--- Recorded data ---
** Begin **

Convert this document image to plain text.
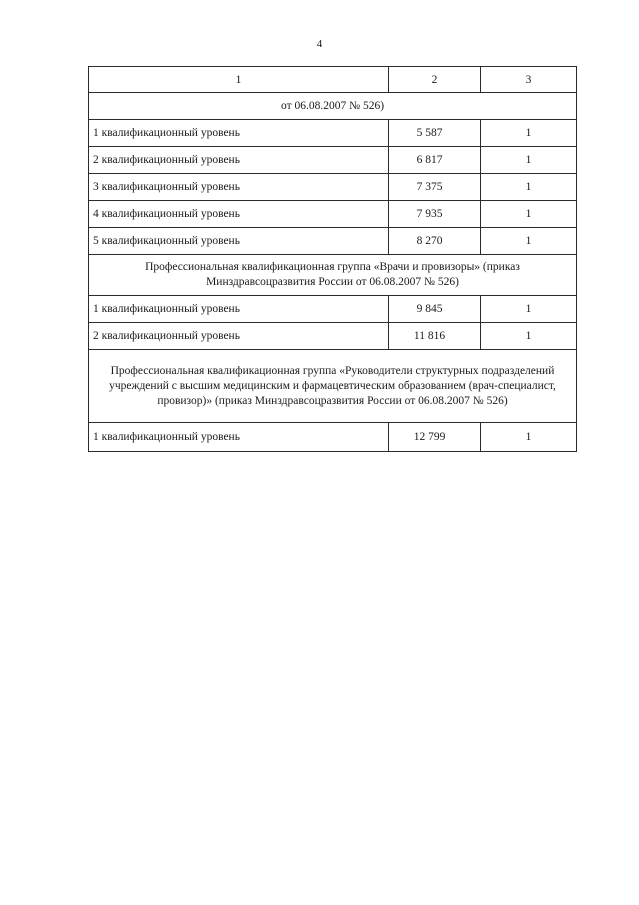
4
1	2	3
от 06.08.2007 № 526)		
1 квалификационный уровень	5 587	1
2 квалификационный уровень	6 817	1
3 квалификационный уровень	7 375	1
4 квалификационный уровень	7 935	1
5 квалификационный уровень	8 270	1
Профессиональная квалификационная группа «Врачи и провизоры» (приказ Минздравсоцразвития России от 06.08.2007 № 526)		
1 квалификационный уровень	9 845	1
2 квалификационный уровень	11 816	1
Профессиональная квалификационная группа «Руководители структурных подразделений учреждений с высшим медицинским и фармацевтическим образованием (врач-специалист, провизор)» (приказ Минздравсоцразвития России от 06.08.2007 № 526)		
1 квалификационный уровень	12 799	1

** End **

--- To be done ---
State the number of lines in this listing that contain the string "приказ", and add nothing else.

--- Exercise answer ---
2